(Stored entries)

• • •

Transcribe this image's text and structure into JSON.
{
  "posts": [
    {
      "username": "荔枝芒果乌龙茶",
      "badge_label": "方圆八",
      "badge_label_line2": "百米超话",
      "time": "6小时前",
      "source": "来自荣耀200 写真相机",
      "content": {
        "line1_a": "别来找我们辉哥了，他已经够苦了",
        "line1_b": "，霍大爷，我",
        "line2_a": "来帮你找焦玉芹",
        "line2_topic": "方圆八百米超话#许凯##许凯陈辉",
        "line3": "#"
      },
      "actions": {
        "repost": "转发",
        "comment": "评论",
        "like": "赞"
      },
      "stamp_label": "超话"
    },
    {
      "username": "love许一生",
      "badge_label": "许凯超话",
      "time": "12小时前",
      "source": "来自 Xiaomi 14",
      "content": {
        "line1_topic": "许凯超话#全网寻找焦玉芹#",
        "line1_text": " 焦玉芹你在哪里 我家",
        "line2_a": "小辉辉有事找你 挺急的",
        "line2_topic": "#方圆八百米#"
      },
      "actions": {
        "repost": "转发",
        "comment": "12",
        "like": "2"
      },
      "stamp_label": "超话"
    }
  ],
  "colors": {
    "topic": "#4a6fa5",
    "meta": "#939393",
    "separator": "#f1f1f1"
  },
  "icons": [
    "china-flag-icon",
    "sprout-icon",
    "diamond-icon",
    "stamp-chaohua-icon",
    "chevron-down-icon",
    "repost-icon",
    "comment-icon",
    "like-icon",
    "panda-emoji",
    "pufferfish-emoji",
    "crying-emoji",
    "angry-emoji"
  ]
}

• • •

Copy all of the data. Keep every word exactly as it is.

Transcribe this image's text and structure into JSON.
{
  "posts": [
    {
      "username": "荔枝芒果乌龙茶",
      "badge_label": "方圆八",
      "badge_label_line2": "百米超话",
      "time": "6小时前",
      "source": "来自荣耀200 写真相机",
      "content": {
        "line1_a": "别来找我们辉哥了，他已经够苦了",
        "line1_b": "，霍大爷，我",
        "line2_a": "来帮你找焦玉芹",
        "line2_topic": "方圆八百米超话#许凯##许凯陈辉",
        "line3": "#"
      },
      "actions": {
        "repost": "转发",
        "comment": "评论",
        "like": "赞"
      },
      "stamp_label": "超话"
    },
    {
      "username": "love许一生",
      "badge_label": "许凯超话",
      "time": "12小时前",
      "source": "来自 Xiaomi 14",
      "content": {
        "line1_topic": "许凯超话#全网寻找焦玉芹#",
        "line1_text": " 焦玉芹你在哪里 我家",
        "line2_a": "小辉辉有事找你 挺急的",
        "line2_topic": "#方圆八百米#"
      },
      "actions": {
        "repost": "转发",
        "comment": "12",
        "like": "2"
      },
      "stamp_label": "超话"
    }
  ],
  "colors": {
    "topic": "#4a6fa5",
    "meta": "#939393",
    "separator": "#f1f1f1"
  },
  "icons": [
    "china-flag-icon",
    "sprout-icon",
    "diamond-icon",
    "stamp-chaohua-icon",
    "chevron-down-icon",
    "repost-icon",
    "comment-icon",
    "like-icon",
    "panda-emoji",
    "pufferfish-emoji",
    "crying-emoji",
    "angry-emoji"
  ]
}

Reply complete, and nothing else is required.